(Assignment):
Look for the word "Output" in the entries and copy each line where it appears.

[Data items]

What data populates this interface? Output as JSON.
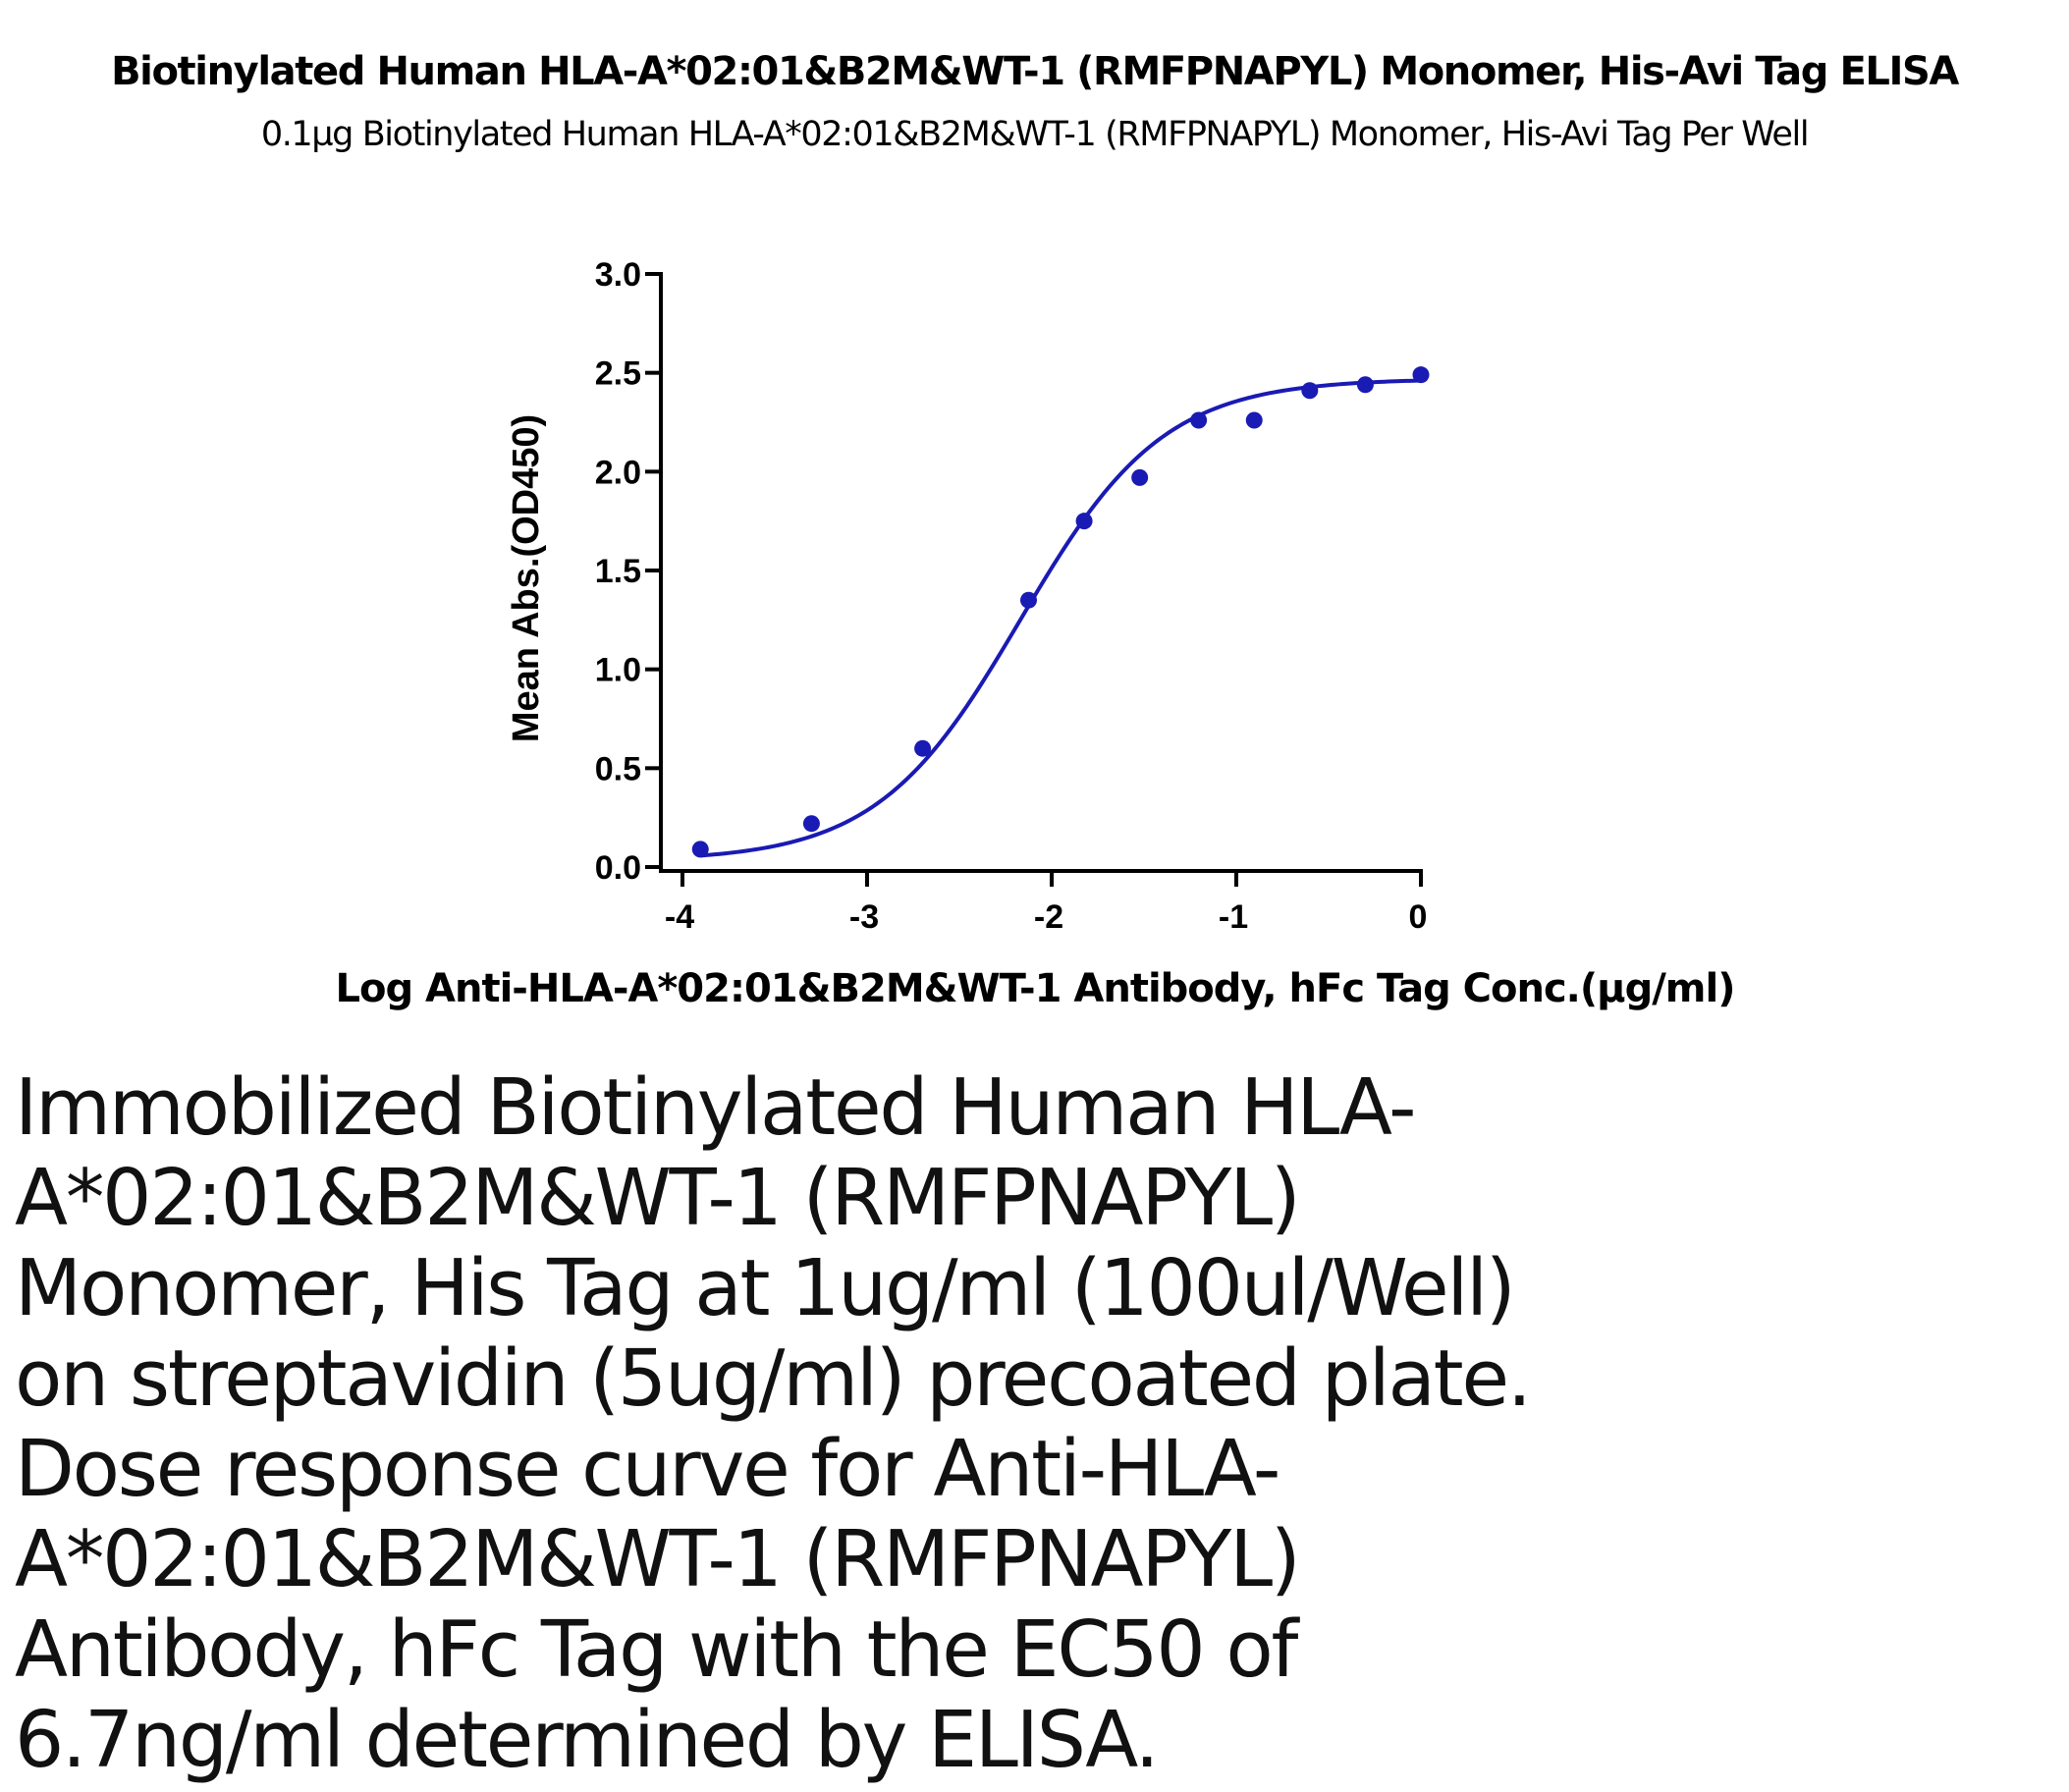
{
  "chart_data": {
    "type": "scatter",
    "title": "Biotinylated Human HLA-A*02:01&B2M&WT-1 (RMFPNAPYL) Monomer, His-Avi Tag ELISA",
    "subtitle": "0.1µg Biotinylated Human HLA-A*02:01&B2M&WT-1 (RMFPNAPYL) Monomer, His-Avi Tag Per Well",
    "xlabel": "Log Anti-HLA-A*02:01&B2M&WT-1 Antibody, hFc Tag Conc.(µg/ml)",
    "ylabel": "Mean Abs.(OD450)",
    "xlim": [
      -4.1,
      0.05
    ],
    "ylim": [
      0,
      3
    ],
    "xticks": [
      -4,
      -3,
      -2,
      -1,
      0
    ],
    "xtick_labels": [
      "-4",
      "-3",
      "-2",
      "-1",
      "0"
    ],
    "yticks": [
      0,
      0.5,
      1,
      1.5,
      2,
      2.5,
      3
    ],
    "ytick_labels": [
      "0.0",
      "0.5",
      "1.0",
      "1.5",
      "2.0",
      "2.5",
      "3.0"
    ],
    "grid": false,
    "legend": "none",
    "series": [
      {
        "color": "#1a1ab4",
        "x": [
          -3.903,
          -3.301,
          -2.699,
          -2.125,
          -1.824,
          -1.523,
          -1.204,
          -0.903,
          -0.602,
          -0.301,
          0.0
        ],
        "y": [
          0.09,
          0.22,
          0.6,
          1.35,
          1.75,
          1.97,
          2.26,
          2.26,
          2.41,
          2.44,
          2.49
        ]
      }
    ],
    "fit_curve": {
      "model": "4PL",
      "bottom": 0.03,
      "top": 2.47,
      "log_ec50": -2.17,
      "hill_slope": 1.12
    }
  },
  "description": "Immobilized Biotinylated Human HLA-A*02:01&B2M&WT-1 (RMFPNAPYL) Monomer, His Tag at 1ug/ml (100ul/Well) on streptavidin (5ug/ml) precoated plate. Dose response curve for Anti-HLA-A*02:01&B2M&WT-1 (RMFPNAPYL) Antibody, hFc Tag with the EC50 of 6.7ng/ml determined by ELISA."
}
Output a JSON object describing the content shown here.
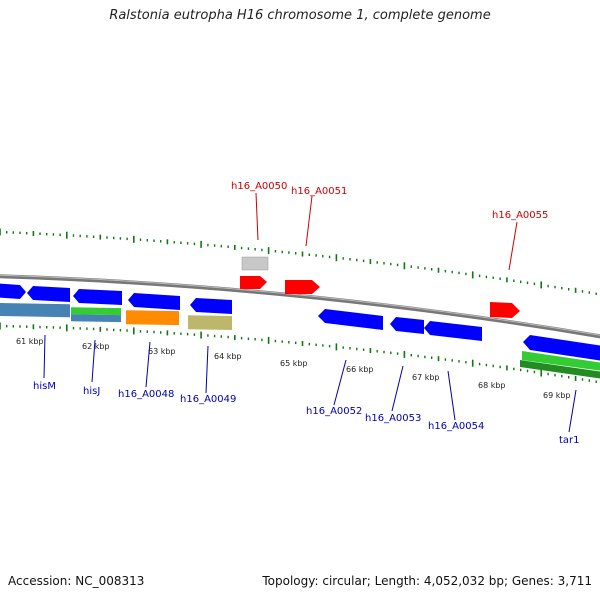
{
  "title": "Ralstonia eutropha H16 chromosome 1, complete genome",
  "footer": {
    "accession": "Accession: NC_008313",
    "topology": "Topology: circular; Length: 4,052,032 bp; Genes: 3,711"
  },
  "colors": {
    "backbone": "#888888",
    "ticks": "#117711",
    "forward_label": "#cc0000",
    "reverse_label": "#0000aa",
    "cds_forward": "#ff0000",
    "cds_reverse": "#0000ff",
    "pseudo": "#c8c8c8",
    "rna_green": "#33cc33",
    "rna_steelblue": "#4682b4",
    "rna_orange": "#ff8c00",
    "rna_khaki": "#bdb76b"
  },
  "kbp_labels": [
    "61 kbp",
    "62 kbp",
    "63 kbp",
    "64 kbp",
    "65 kbp",
    "66 kbp",
    "67 kbp",
    "68 kbp",
    "69 kbp"
  ],
  "forward_gene_labels": [
    "h16_A0050",
    "h16_A0051",
    "h16_A0055"
  ],
  "reverse_gene_labels": [
    "hisM",
    "hisJ",
    "h16_A0048",
    "h16_A0049",
    "h16_A0052",
    "h16_A0053",
    "h16_A0054",
    "tar1"
  ]
}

(Expected answer):
What data populates this interface? Output as JSON.
Output a JSON object describing the content shown here.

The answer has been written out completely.